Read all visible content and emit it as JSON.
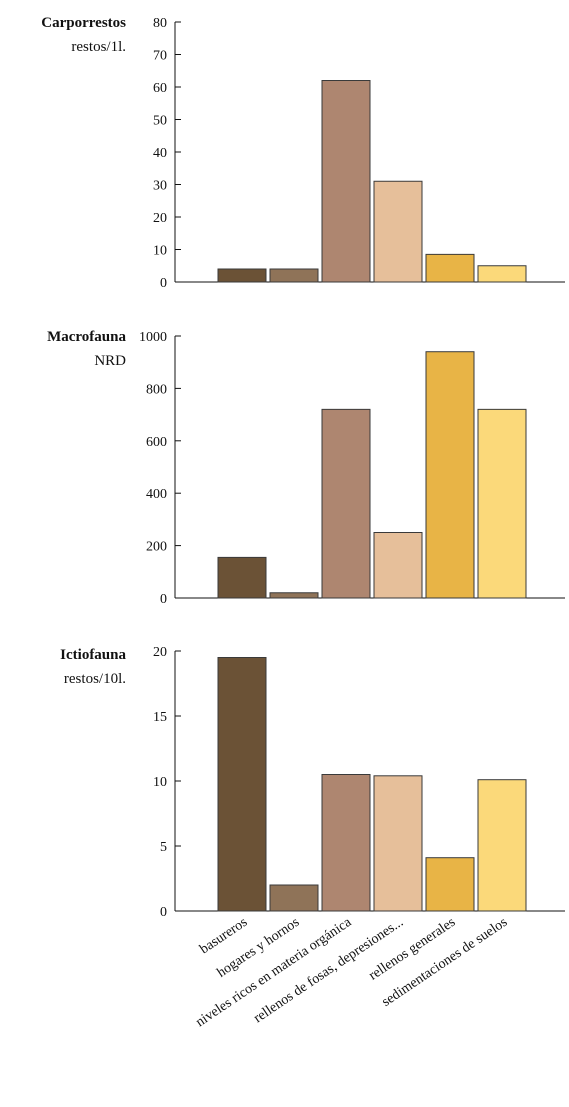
{
  "chart_data": {
    "type": "bar",
    "categories": [
      "basureros",
      "hogares y hornos",
      "niveles ricos en materia orgánica",
      "rellenos de fosas, depresiones...",
      "rellenos generales",
      "sedimentaciones de suelos"
    ],
    "bar_colors": [
      "#6b5236",
      "#8f7358",
      "#ae8670",
      "#e6bf9a",
      "#e8b446",
      "#fbd97a"
    ],
    "panels": [
      {
        "title": "Carporrestos",
        "unit": "restos/1l.",
        "values": [
          4,
          4,
          62,
          31,
          8.5,
          5
        ],
        "ylim": [
          0,
          80
        ],
        "yticks": [
          "0",
          "10",
          "20",
          "30",
          "40",
          "50",
          "60",
          "70",
          "80"
        ]
      },
      {
        "title": "Macrofauna",
        "unit": "NRD",
        "values": [
          155,
          20,
          720,
          250,
          940,
          720
        ],
        "ylim": [
          0,
          1000
        ],
        "yticks": [
          "0",
          "200",
          "400",
          "600",
          "800",
          "1000"
        ]
      },
      {
        "title": "Ictiofauna",
        "unit": "restos/10l.",
        "values": [
          19.5,
          2,
          10.5,
          10.4,
          4.1,
          10.1
        ],
        "ylim": [
          0,
          20
        ],
        "yticks": [
          "0",
          "5",
          "10",
          "15",
          "20"
        ]
      }
    ]
  }
}
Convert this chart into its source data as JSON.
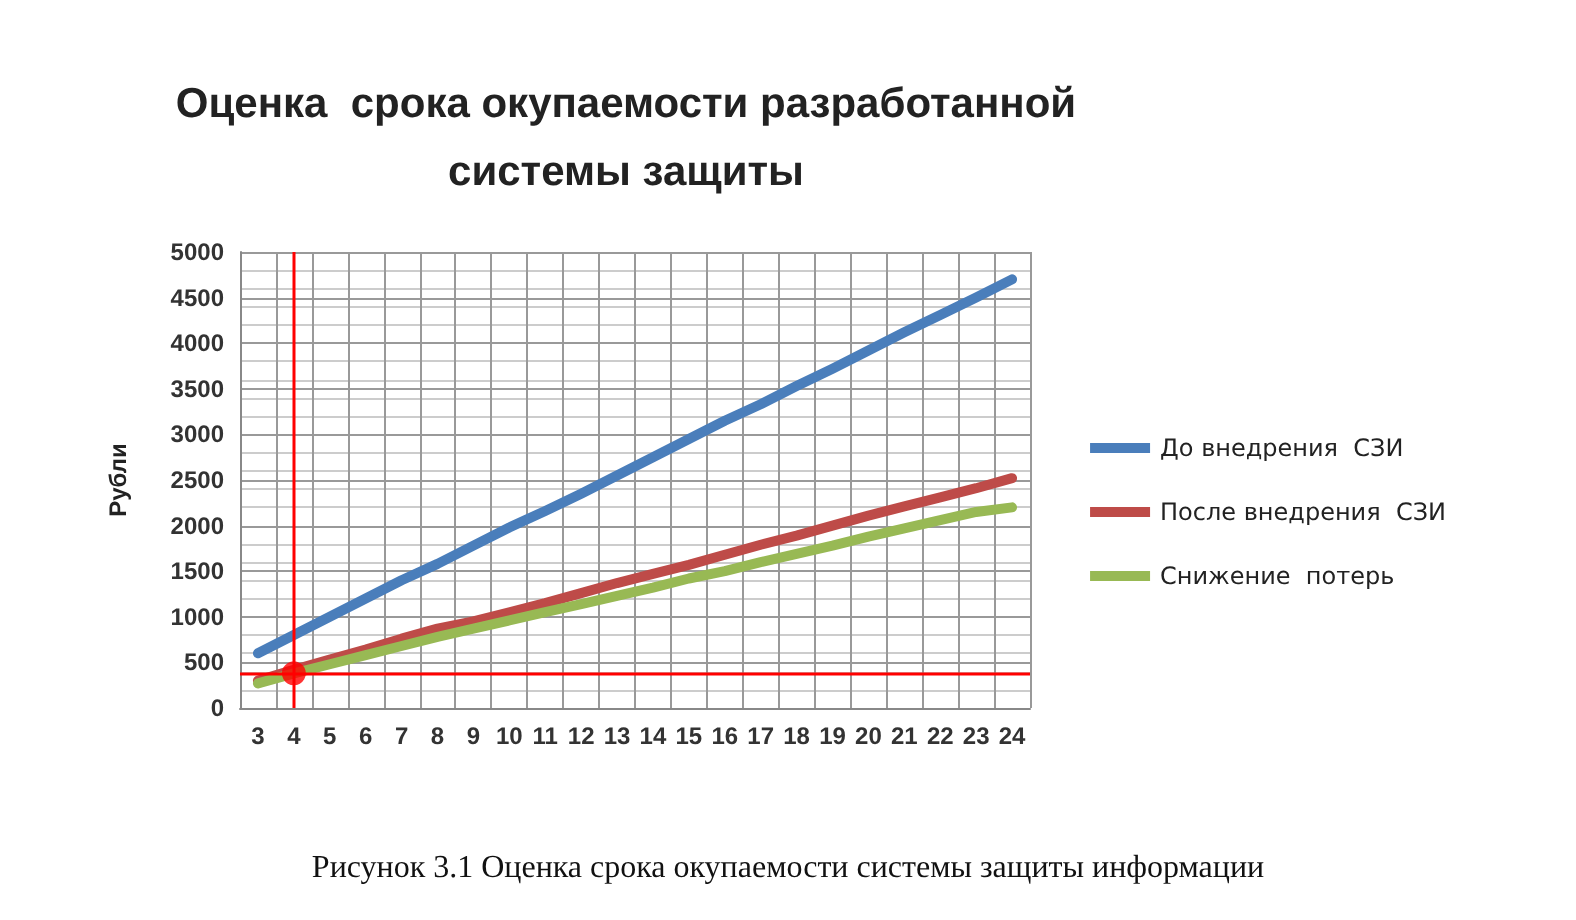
{
  "chart_data": {
    "type": "line",
    "title": "Оценка  срока окупаемости разработанной\nсистемы защиты",
    "ylabel": "Рубли",
    "categories": [
      "3",
      "4",
      "5",
      "6",
      "7",
      "8",
      "9",
      "10",
      "11",
      "12",
      "13",
      "14",
      "15",
      "16",
      "17",
      "18",
      "19",
      "20",
      "21",
      "22",
      "23",
      "24"
    ],
    "series": [
      {
        "name": "До внедрения  СЗИ",
        "color": "#4a7ebb",
        "values": [
          600,
          800,
          1000,
          1200,
          1400,
          1580,
          1780,
          1980,
          2160,
          2350,
          2550,
          2750,
          2950,
          3150,
          3330,
          3530,
          3720,
          3920,
          4120,
          4310,
          4500,
          4700
        ]
      },
      {
        "name": "После внедрения  СЗИ",
        "color": "#be4b48",
        "values": [
          300,
          420,
          530,
          640,
          760,
          870,
          950,
          1050,
          1150,
          1260,
          1370,
          1470,
          1570,
          1680,
          1790,
          1890,
          2000,
          2110,
          2210,
          2310,
          2410,
          2520
        ]
      },
      {
        "name": "Снижение  потерь",
        "color": "#98b954",
        "values": [
          270,
          380,
          480,
          580,
          680,
          780,
          870,
          960,
          1050,
          1140,
          1230,
          1320,
          1420,
          1500,
          1600,
          1690,
          1780,
          1880,
          1970,
          2060,
          2150,
          2200
        ]
      },
      {
        "type": "scatter",
        "marker": "circle",
        "color": "#ff0000",
        "x": [
          "4"
        ],
        "values": [
          380
        ]
      }
    ],
    "ylim": [
      0,
      5000
    ],
    "yticks": [
      0,
      500,
      1000,
      1500,
      2000,
      2500,
      3000,
      3500,
      4000,
      4500,
      5000
    ],
    "grid": true,
    "legend": "right",
    "marker": "none",
    "ref_lines": [
      {
        "axis": "x",
        "value": "4",
        "color": "#ff0000"
      },
      {
        "axis": "y",
        "value": 380,
        "color": "#ff0000"
      }
    ],
    "annotations": [
      "Рисунок 3.1 Оценка срока окупаемости системы защиты информации"
    ]
  }
}
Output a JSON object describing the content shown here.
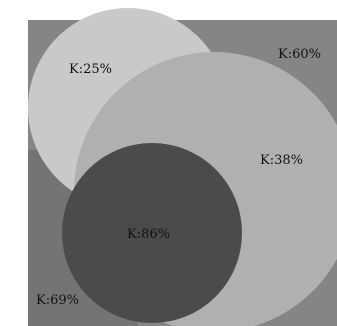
{
  "swatches": {
    "k60": {
      "label": "K:60%",
      "color": "#858585"
    },
    "k69": {
      "label": "K:69%",
      "color": "#747474"
    },
    "k25": {
      "label": "K:25%",
      "color": "#c9c9c9"
    },
    "k38": {
      "label": "K:38%",
      "color": "#b0b0b0"
    },
    "k86": {
      "label": "K:86%",
      "color": "#4b4b4b"
    }
  }
}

WORK TO BE COMPLETED:
Print the entries above exactly, taking out only the pictures.

FULL ANSWER:
Read all visible content and emit it as JSON.
{
  "chart_data": {
    "type": "bar",
    "categories": [
      "basureros",
      "hogares y hornos",
      "niveles ricos en materia orgánica",
      "rellenos de fosas, depresiones...",
      "rellenos generales",
      "sedimentaciones de suelos"
    ],
    "bar_colors": [
      "#6b5236",
      "#8f7358",
      "#ae8670",
      "#e6bf9a",
      "#e8b446",
      "#fbd97a"
    ],
    "panels": [
      {
        "title": "Carporrestos",
        "unit": "restos/1l.",
        "values": [
          4,
          4,
          62,
          31,
          8.5,
          5
        ],
        "ylim": [
          0,
          80
        ],
        "yticks": [
          "0",
          "10",
          "20",
          "30",
          "40",
          "50",
          "60",
          "70",
          "80"
        ]
      },
      {
        "title": "Macrofauna",
        "unit": "NRD",
        "values": [
          155,
          20,
          720,
          250,
          940,
          720
        ],
        "ylim": [
          0,
          1000
        ],
        "yticks": [
          "0",
          "200",
          "400",
          "600",
          "800",
          "1000"
        ]
      },
      {
        "title": "Ictiofauna",
        "unit": "restos/10l.",
        "values": [
          19.5,
          2,
          10.5,
          10.4,
          4.1,
          10.1
        ],
        "ylim": [
          0,
          20
        ],
        "yticks": [
          "0",
          "5",
          "10",
          "15",
          "20"
        ]
      }
    ]
  }
}
Convert this chart into its source data as JSON.
{
  "chart_data": {
    "type": "line",
    "title": "Оценка  срока окупаемости разработанной\nсистемы защиты",
    "ylabel": "Рубли",
    "categories": [
      "3",
      "4",
      "5",
      "6",
      "7",
      "8",
      "9",
      "10",
      "11",
      "12",
      "13",
      "14",
      "15",
      "16",
      "17",
      "18",
      "19",
      "20",
      "21",
      "22",
      "23",
      "24"
    ],
    "series": [
      {
        "name": "До внедрения  СЗИ",
        "color": "#4a7ebb",
        "values": [
          600,
          800,
          1000,
          1200,
          1400,
          1580,
          1780,
          1980,
          2160,
          2350,
          2550,
          2750,
          2950,
          3150,
          3330,
          3530,
          3720,
          3920,
          4120,
          4310,
          4500,
          4700
        ]
      },
      {
        "name": "После внедрения  СЗИ",
        "color": "#be4b48",
        "values": [
          300,
          420,
          530,
          640,
          760,
          870,
          950,
          1050,
          1150,
          1260,
          1370,
          1470,
          1570,
          1680,
          1790,
          1890,
          2000,
          2110,
          2210,
          2310,
          2410,
          2520
        ]
      },
      {
        "name": "Снижение  потерь",
        "color": "#98b954",
        "values": [
          270,
          380,
          480,
          580,
          680,
          780,
          870,
          960,
          1050,
          1140,
          1230,
          1320,
          1420,
          1500,
          1600,
          1690,
          1780,
          1880,
          1970,
          2060,
          2150,
          2200
        ]
      },
      {
        "type": "scatter",
        "marker": "circle",
        "color": "#ff0000",
        "x": [
          "4"
        ],
        "values": [
          380
        ]
      }
    ],
    "ylim": [
      0,
      5000
    ],
    "yticks": [
      0,
      500,
      1000,
      1500,
      2000,
      2500,
      3000,
      3500,
      4000,
      4500,
      5000
    ],
    "grid": true,
    "legend": "right",
    "marker": "none",
    "ref_lines": [
      {
        "axis": "x",
        "value": "4",
        "color": "#ff0000"
      },
      {
        "axis": "y",
        "value": 380,
        "color": "#ff0000"
      }
    ],
    "annotations": [
      "Рисунок 3.1 Оценка срока окупаемости системы защиты информации"
    ]
  }
}
Output a JSON object describing the content shown here.
{
  "swatches": {
    "k60": {
      "label": "K:60%",
      "color": "#858585"
    },
    "k69": {
      "label": "K:69%",
      "color": "#747474"
    },
    "k25": {
      "label": "K:25%",
      "color": "#c9c9c9"
    },
    "k38": {
      "label": "K:38%",
      "color": "#b0b0b0"
    },
    "k86": {
      "label": "K:86%",
      "color": "#4b4b4b"
    }
  }
}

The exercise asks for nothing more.